Customizing Stackdriver logs for Google Kubernetes Engine with Fluentd

This tutorial describes how to customize Fluentd logging for a Google Kubernetes Engine cluster. You'll learn how to host your own configurable Fluentd daemonset to send logs to Stackdriver, instead of selecting the cloud logging option when creating the Google Kubernetes Engine (GKE) cluster, which does not allow configuration of the Fluentd daemon.

Objectives

  • Deploy your own Fluentd daemonset on a Google Kubernetes Engine cluster, configured to log data to Stackdriver. We assume that you are already familiar with Kubernetes.
  • Customize GKE logging to remove sensitive data from the Stackdriver logs.
  • Customize GKE logging to add node-level events to to the Stackdriver logs

Costs

This tutorial uses billable components of Cloud Platform, including:

The Pricing Calculator estimates the cost of this environment at around $1.14 for 8 hours.

Before you begin

  1. Sign in to your Google Account.

    If you don't already have one, sign up for a new account.

  2. Select or create a GCP project.

    Go to the Project selector page

  3. Make sure that billing is enabled for your Google Cloud Platform project.

    Learn how to enable billing

  4. Enable the Google Kubernetes Engine, Compute Engine APIs.

    Enable the APIs

Initializing common variables

You must define several variables that control where elements of the infrastructure are deployed.

  1. Using a text editor, edit the following script, substituting your project ID for [YOUR_PROJECT_ID]. The script sets the region to us-east-1. If you make any changes to the script, make sure that the zone values reference the region you specify.

    region=us-east1
    zone=${region}-b
    project_id=[YOUR_PROJECT_ID]
    
  2. Go to Cloud Shell.

    Open Cloud Shell

  3. Copy the script into your Cloud Shell window and run it.

  4. Run the following commands to set the default zone and project ID so you don't have to specify these values in every subsequent command:

    gcloud config set compute/zone ${zone}
    gcloud config set project ${project_id}
    

Creating the GKE cluster

Unless otherwise noted, you enter all the commands for this tutorial at the command line of your computer or in Cloud Shell.

  1. Clone the sample repository. The sample repository includes the Kubernetes manifests for the Fluentd daemonset and a test logging program that you will deploy:

    git clone https://github.com/GoogleCloudPlatform/kubernetes-engine-customize-fluentd
    
  2. Change your working directory to the cloned repository:

    cd kubernetes-engine-customize-fluentd
    
  3. Create the GKE cluster without cloud logging turned on:

    gcloud beta container clusters create gke-with-custom-fluentd \
       --zone us-east1-b \
       --no-enable-cloud-logging \
       --tags=gke-cluster-with-customized-fluentd \
       --scopes=logging-write
    

Deploying the test logger application

By default, the sample application that you deploy continuously emits random logging statements. The Docker container it uses is available at gcr.io/cloud-solutions-images/test-logger, and its source code is included in the test-logger subdirectory.

-=-=-

**Problem to solve**
In the Fluentd logging tutorial, rewrite the passage between "This tutorial uses" and "a GCP project.", inclusive, changing "billable" to "paid".

**Information shown**

-=-=-

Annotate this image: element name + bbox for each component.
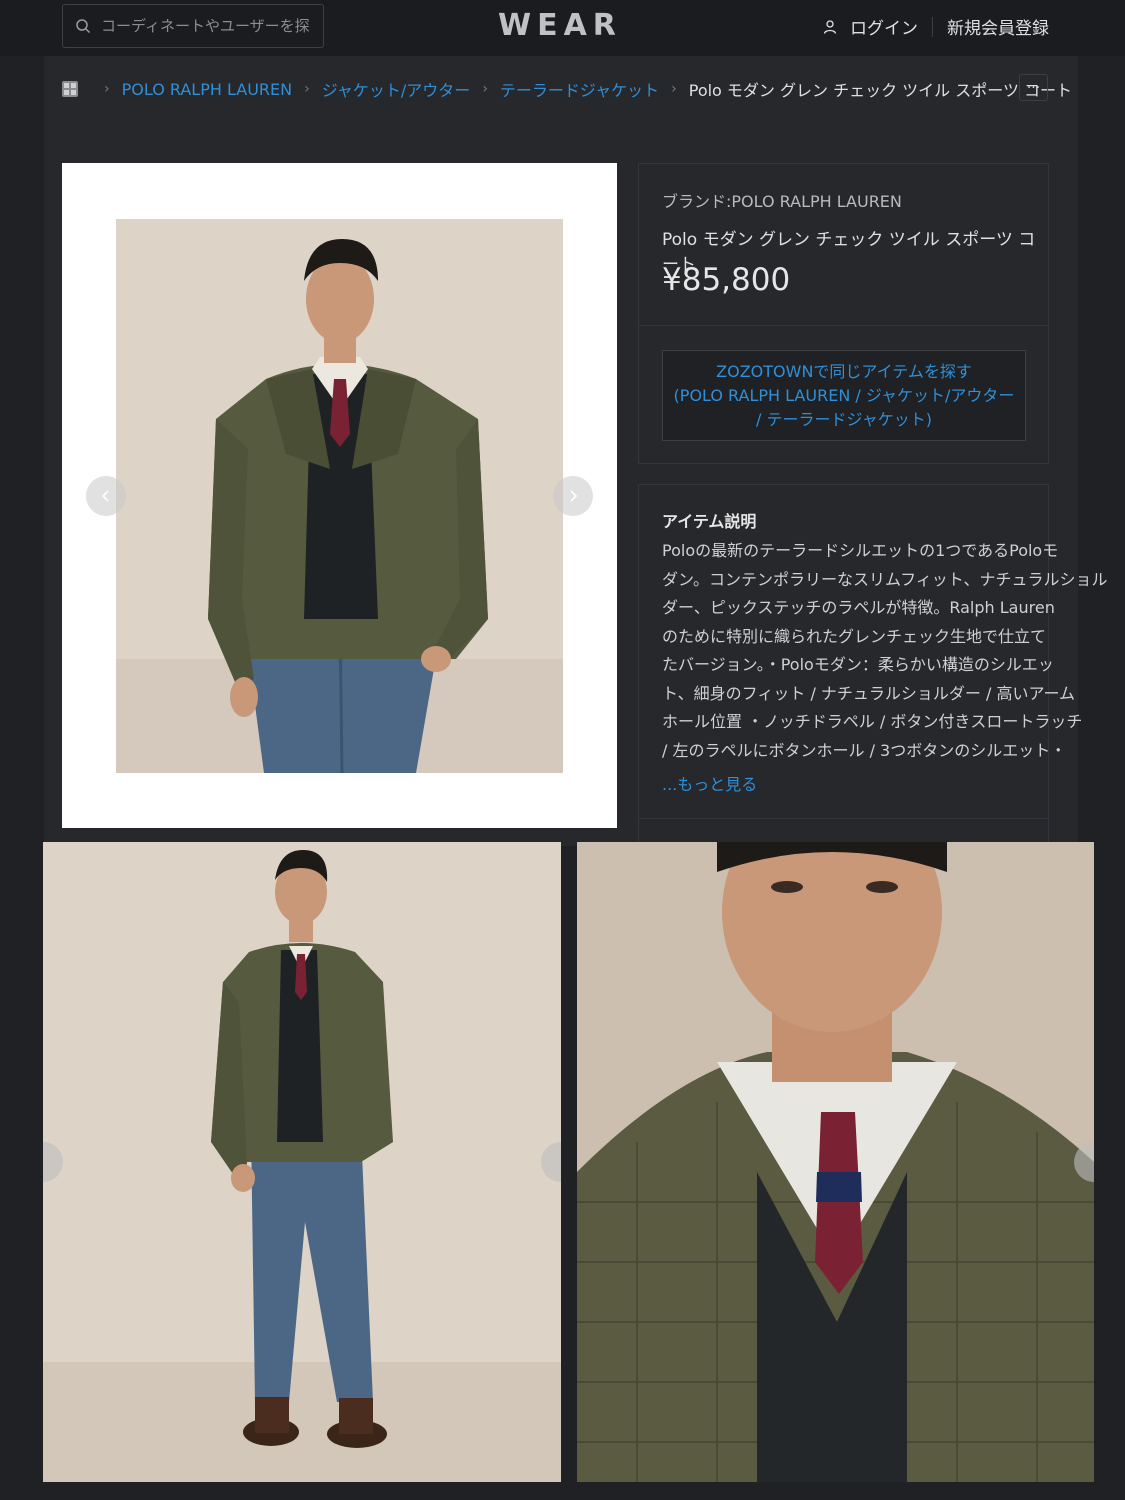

-=-=-

**Exercise output**
This tutorial uses paid components of Cloud Platform, including:

The Pricing Calculator estimates the cost of this environment at around $1.14 for 8 hours.

Before you begin

  1. Sign in to your Google Account.

    If you don't already have one, sign up for a new account.

  2. Select or create a GCP project.